Stored data:
******************************
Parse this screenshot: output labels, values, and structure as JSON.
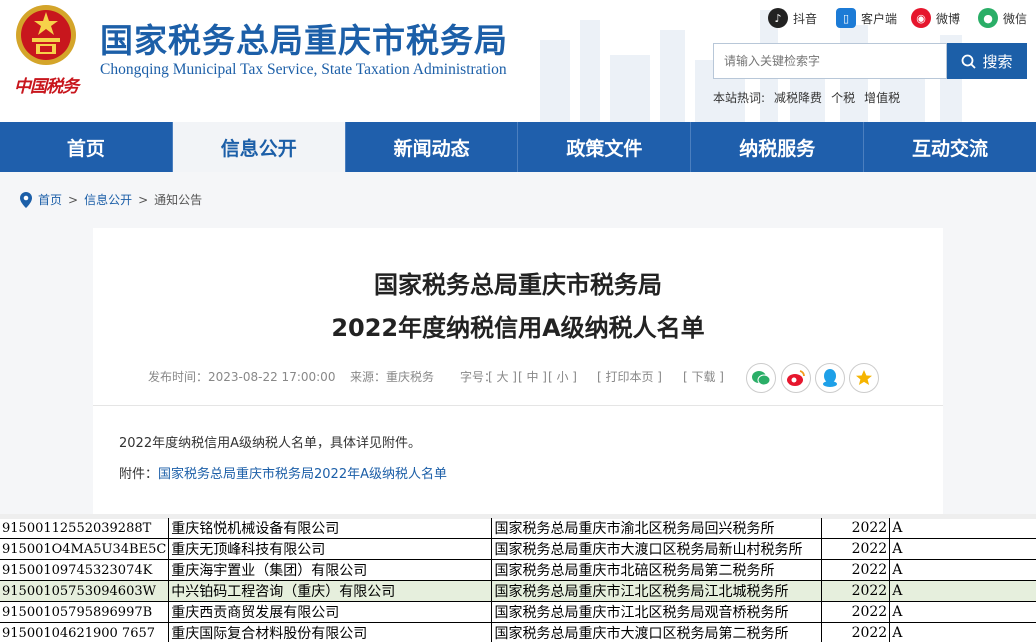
{
  "header": {
    "china_tax_text": "中国税务",
    "title": "国家税务总局重庆市税务局",
    "subtitle": "Chongqing Municipal Tax Service, State Taxation Administration",
    "social": [
      {
        "icon": "douyin-icon",
        "label": "抖音",
        "color": "#222222"
      },
      {
        "icon": "client-icon",
        "label": "客户端",
        "color": "#1c7bd6"
      },
      {
        "icon": "weibo-icon",
        "label": "微博",
        "color": "#e6162d"
      },
      {
        "icon": "wechat-icon",
        "label": "微信",
        "color": "#2aae67"
      }
    ],
    "search": {
      "placeholder": "请输入关键检索字",
      "button": "搜索"
    },
    "hot_label": "本站热词:",
    "hot_words": [
      "减税降费",
      "个税",
      "增值税"
    ]
  },
  "nav": {
    "items": [
      "首页",
      "信息公开",
      "新闻动态",
      "政策文件",
      "纳税服务",
      "互动交流"
    ],
    "active_index": 1
  },
  "breadcrumb": {
    "home": "首页",
    "sep": ">",
    "section": "信息公开",
    "current": "通知公告"
  },
  "article": {
    "title_line1": "国家税务总局重庆市税务局",
    "title_line2": "2022年度纳税信用A级纳税人名单",
    "publish_time": "发布时间：2023-08-22 17:00:00",
    "source": "来源：重庆税务",
    "font_size_label": "字号：",
    "font_large": "[ 大 ]",
    "font_mid": "[ 中 ]",
    "font_small": "[ 小 ]",
    "print": "[ 打印本页 ]",
    "download": "[ 下载 ]",
    "share_icons": [
      "wechat-share-icon",
      "weibo-share-icon",
      "qq-share-icon",
      "favorite-icon"
    ],
    "body_text": "2022年度纳税信用A级纳税人名单，具体详见附件。",
    "attachment_label": "附件：",
    "attachment_link": "国家税务总局重庆市税务局2022年A级纳税人名单"
  },
  "sheet": {
    "rows": [
      {
        "code": "91500112552039288T",
        "name": "重庆铭悦机械设备有限公司",
        "office": "国家税务总局重庆市渝北区税务局回兴税务所",
        "year": "2022",
        "grade": "A"
      },
      {
        "code": "915001O4MA5U34BE5C",
        "name": "重庆无顶峰科技有限公司",
        "office": "国家税务总局重庆市大渡口区税务局新山村税务所",
        "year": "2022",
        "grade": "A"
      },
      {
        "code": "91500109745323074K",
        "name": "重庆海宇置业（集团）有限公司",
        "office": "国家税务总局重庆市北碚区税务局第二税务所",
        "year": "2022",
        "grade": "A"
      },
      {
        "code": "91500105753094603W",
        "name": "中兴铂码工程咨询（重庆）有限公司",
        "office": "国家税务总局重庆市江北区税务局江北城税务所",
        "year": "2022",
        "grade": "A"
      },
      {
        "code": "91500105795896997B",
        "name": "重庆西贡商贸发展有限公司",
        "office": "国家税务总局重庆市江北区税务局观音桥税务所",
        "year": "2022",
        "grade": "A"
      },
      {
        "code": "91500104621900 7657",
        "name": "重庆国际复合材料股份有限公司",
        "office": "国家税务总局重庆市大渡口区税务局第二税务所",
        "year": "2022",
        "grade": "A"
      }
    ],
    "highlight_index": 3
  }
}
******************************
Goal. Copy out the lines that hold "office".

Task output.
        "office": "国家税务总局重庆市渝北区税务局回兴税务所",
        "office": "国家税务总局重庆市大渡口区税务局新山村税务所",
        "office": "国家税务总局重庆市北碚区税务局第二税务所",
        "office": "国家税务总局重庆市江北区税务局江北城税务所",
        "office": "国家税务总局重庆市江北区税务局观音桥税务所",
        "office": "国家税务总局重庆市大渡口区税务局第二税务所",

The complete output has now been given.